··· Available records
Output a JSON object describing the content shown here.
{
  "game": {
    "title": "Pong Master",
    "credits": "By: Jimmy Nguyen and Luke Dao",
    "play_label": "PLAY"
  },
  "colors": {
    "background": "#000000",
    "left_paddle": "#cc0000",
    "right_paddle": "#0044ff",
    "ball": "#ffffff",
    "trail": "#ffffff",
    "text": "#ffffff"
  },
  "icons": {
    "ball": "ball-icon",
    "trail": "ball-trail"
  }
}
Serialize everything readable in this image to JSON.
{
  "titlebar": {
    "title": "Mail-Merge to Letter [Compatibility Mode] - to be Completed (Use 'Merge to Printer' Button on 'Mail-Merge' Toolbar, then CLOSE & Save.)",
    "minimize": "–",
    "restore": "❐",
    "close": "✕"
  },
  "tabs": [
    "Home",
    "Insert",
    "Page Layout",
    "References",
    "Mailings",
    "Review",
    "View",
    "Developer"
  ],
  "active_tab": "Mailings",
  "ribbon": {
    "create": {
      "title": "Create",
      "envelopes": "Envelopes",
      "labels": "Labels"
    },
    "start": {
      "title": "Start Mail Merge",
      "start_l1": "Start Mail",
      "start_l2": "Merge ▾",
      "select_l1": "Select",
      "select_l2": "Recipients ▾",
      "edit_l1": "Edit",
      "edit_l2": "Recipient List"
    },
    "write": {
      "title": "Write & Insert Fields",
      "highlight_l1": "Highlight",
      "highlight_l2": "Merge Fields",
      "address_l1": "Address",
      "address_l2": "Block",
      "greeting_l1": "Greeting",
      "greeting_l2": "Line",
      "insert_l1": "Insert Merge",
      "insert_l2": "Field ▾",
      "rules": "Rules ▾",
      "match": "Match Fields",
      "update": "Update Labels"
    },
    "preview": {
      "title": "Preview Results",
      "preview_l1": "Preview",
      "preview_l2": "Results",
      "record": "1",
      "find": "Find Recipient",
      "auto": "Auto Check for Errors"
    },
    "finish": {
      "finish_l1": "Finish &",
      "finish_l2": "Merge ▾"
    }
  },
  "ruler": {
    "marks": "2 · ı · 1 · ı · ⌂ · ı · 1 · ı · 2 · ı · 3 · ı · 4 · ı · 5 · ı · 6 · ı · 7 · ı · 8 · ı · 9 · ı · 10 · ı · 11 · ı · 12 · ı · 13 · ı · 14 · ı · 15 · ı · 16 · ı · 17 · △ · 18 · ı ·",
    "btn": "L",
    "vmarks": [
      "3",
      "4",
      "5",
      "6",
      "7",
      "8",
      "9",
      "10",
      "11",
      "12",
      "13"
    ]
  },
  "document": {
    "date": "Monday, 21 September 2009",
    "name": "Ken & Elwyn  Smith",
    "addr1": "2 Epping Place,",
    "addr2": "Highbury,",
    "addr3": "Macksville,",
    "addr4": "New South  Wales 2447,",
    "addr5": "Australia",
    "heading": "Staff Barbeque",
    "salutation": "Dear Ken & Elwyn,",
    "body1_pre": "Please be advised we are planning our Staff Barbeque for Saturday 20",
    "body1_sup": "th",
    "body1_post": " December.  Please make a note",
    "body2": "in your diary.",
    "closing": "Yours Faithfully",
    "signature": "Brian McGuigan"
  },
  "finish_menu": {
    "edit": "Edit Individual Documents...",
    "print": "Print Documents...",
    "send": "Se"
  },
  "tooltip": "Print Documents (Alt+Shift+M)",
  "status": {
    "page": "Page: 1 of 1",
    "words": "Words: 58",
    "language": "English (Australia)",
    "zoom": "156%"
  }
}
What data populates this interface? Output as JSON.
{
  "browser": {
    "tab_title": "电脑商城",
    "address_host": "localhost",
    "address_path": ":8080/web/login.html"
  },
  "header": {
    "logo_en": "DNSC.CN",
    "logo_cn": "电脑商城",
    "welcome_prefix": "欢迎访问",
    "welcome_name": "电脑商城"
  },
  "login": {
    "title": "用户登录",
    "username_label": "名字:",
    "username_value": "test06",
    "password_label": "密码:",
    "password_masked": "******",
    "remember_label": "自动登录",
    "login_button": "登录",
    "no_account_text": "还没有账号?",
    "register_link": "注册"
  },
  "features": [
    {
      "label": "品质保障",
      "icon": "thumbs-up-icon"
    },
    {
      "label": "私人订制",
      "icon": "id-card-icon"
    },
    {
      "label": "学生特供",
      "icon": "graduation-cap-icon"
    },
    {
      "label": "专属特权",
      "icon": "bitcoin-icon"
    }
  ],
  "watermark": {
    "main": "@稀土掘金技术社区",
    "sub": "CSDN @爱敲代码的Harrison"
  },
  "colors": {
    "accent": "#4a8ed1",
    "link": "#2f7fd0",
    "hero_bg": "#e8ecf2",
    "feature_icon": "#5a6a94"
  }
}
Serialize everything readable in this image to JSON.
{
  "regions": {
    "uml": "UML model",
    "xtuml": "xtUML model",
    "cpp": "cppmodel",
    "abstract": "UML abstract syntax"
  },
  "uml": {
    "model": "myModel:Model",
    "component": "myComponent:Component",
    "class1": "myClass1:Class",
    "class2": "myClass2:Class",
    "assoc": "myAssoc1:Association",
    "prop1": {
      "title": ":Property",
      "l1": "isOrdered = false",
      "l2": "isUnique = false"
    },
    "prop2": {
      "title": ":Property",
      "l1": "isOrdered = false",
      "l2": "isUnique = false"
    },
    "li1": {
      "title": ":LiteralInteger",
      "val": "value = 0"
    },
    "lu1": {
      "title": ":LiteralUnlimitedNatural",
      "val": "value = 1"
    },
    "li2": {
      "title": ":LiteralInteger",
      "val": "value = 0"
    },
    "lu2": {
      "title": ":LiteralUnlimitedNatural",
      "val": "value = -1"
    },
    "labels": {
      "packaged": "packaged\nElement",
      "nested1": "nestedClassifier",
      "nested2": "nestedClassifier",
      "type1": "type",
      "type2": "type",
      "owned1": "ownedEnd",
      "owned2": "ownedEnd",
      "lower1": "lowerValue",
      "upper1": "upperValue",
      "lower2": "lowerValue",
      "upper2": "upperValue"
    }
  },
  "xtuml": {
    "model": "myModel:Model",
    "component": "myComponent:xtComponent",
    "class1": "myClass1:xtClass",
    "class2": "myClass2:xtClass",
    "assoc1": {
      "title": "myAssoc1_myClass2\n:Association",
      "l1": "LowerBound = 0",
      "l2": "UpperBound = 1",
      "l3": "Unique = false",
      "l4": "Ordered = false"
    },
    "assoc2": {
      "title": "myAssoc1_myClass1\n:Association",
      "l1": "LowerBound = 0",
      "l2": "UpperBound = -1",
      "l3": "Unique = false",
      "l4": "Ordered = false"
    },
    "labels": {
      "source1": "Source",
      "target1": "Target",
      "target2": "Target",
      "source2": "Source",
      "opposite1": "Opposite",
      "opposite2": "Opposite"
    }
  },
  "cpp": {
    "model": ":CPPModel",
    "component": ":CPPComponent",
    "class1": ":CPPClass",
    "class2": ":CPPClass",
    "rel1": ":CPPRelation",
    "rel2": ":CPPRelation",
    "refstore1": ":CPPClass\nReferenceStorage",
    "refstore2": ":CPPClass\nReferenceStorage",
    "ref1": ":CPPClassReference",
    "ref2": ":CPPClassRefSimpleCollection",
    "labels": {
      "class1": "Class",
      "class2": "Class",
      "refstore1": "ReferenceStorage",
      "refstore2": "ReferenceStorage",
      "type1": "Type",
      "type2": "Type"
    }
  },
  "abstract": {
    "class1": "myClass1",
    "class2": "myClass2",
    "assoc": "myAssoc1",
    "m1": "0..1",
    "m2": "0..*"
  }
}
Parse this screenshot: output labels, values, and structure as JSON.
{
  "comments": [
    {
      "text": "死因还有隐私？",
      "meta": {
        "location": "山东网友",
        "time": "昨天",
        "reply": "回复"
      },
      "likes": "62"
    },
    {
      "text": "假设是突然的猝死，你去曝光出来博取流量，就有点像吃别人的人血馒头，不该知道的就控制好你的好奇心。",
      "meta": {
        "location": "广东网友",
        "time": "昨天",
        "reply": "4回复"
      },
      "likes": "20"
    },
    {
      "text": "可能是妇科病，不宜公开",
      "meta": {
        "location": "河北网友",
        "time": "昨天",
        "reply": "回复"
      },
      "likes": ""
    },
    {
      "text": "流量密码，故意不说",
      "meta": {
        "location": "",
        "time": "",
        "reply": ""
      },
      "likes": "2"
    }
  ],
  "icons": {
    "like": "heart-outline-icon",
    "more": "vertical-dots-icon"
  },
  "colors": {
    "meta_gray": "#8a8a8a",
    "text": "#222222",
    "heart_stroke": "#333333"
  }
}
······
_Task prompt_
Copy out every line of the material above that mentions the word "xtClass".

_Complete answer_
    "class1": "myClass1:xtClass",
    "class2": "myClass2:xtClass",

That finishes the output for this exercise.